Data extracted from a collection

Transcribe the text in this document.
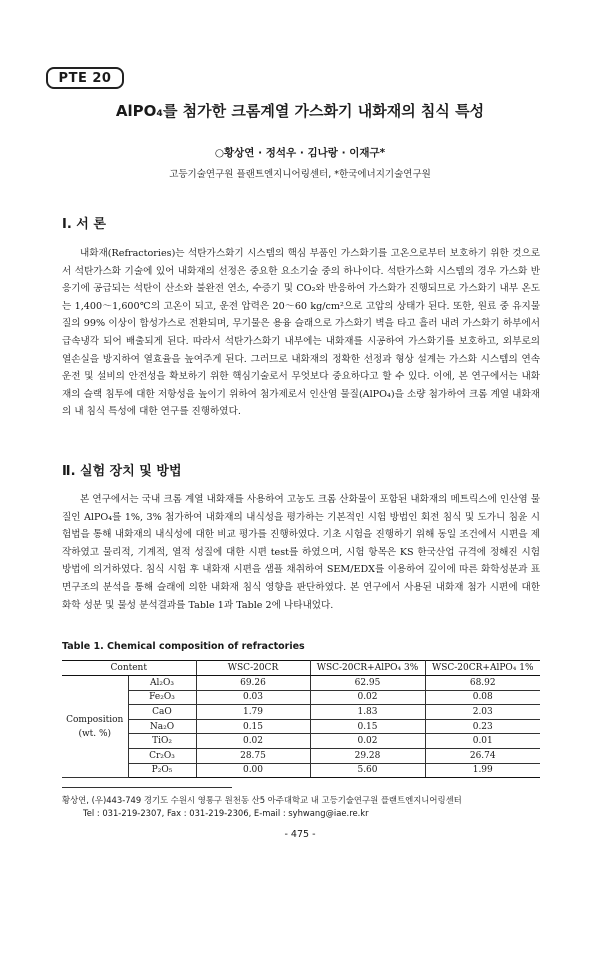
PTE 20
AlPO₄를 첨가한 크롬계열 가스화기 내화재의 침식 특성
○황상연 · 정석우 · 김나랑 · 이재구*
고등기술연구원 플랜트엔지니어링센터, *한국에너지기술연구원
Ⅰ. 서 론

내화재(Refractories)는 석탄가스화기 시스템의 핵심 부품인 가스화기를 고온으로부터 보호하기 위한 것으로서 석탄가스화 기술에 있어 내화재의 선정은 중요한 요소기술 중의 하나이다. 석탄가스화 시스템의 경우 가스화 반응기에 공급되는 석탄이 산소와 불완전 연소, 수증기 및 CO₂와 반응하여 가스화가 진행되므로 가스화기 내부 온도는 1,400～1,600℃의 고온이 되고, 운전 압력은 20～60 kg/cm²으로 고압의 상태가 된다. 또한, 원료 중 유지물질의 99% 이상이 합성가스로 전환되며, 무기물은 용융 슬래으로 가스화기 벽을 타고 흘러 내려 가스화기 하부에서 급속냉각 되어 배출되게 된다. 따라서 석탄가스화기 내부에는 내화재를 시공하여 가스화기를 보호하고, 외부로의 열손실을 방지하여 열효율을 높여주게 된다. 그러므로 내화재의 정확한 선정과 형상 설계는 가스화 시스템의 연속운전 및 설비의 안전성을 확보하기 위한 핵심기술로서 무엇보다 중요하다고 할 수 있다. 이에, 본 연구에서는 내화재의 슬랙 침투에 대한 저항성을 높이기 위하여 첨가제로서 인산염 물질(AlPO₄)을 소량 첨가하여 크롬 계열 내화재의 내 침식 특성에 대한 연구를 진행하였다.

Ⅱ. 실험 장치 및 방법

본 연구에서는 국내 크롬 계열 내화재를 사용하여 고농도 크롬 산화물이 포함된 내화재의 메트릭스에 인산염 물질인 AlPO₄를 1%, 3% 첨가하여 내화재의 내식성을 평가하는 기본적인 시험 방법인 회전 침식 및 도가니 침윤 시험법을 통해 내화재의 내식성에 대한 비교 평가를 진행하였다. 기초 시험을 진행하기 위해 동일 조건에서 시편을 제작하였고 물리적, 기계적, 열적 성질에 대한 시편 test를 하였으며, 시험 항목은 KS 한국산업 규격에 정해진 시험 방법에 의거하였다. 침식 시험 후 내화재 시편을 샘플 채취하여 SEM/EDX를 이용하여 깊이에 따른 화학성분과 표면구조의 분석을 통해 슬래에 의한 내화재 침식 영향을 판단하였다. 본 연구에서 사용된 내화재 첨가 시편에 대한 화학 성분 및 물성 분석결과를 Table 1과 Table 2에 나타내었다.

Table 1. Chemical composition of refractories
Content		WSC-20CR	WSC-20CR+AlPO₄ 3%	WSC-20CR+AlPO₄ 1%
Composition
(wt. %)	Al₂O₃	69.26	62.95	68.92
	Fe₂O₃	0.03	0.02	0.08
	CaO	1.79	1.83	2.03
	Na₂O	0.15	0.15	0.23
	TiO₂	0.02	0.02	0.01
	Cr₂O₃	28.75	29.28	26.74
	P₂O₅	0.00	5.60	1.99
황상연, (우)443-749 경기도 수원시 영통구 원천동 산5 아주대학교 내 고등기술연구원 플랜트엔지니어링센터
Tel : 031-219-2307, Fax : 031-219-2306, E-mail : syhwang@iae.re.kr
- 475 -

* * *

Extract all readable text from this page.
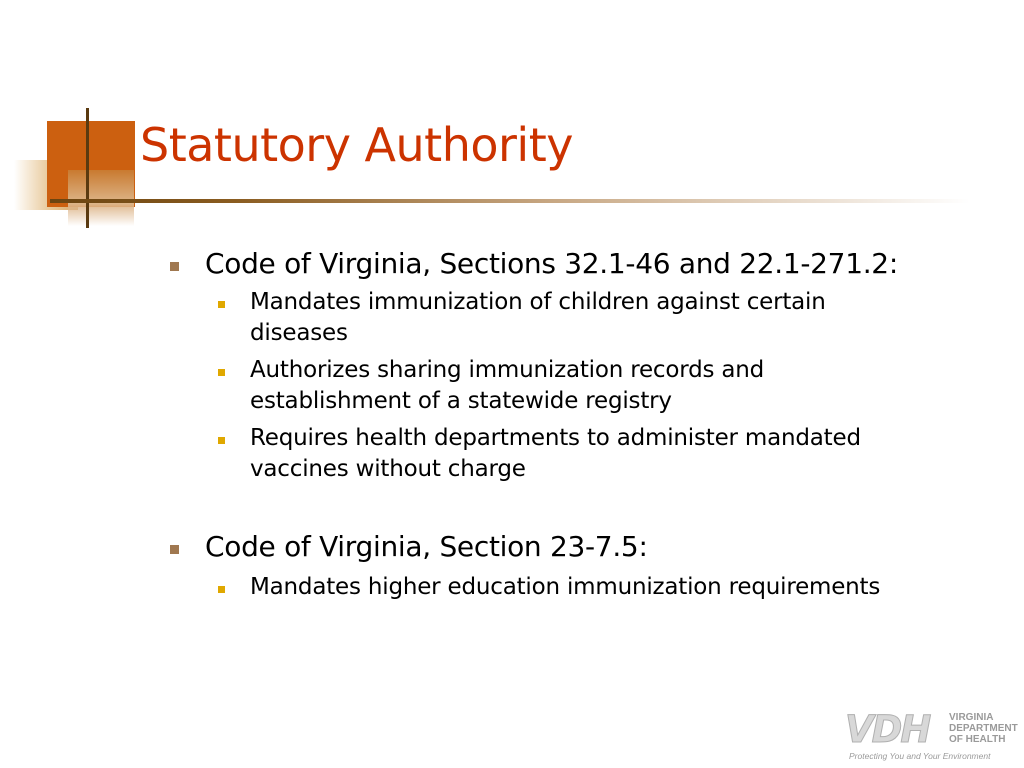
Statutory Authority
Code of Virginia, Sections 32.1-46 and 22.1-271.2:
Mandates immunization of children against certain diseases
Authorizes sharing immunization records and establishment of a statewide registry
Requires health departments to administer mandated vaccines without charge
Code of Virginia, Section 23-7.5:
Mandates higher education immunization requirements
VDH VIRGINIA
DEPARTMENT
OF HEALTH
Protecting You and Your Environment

EXERCISE DIRECTIONS: Give back only a number, the number of lines where the string "text" occurs.

WRITTEN REPLY: 2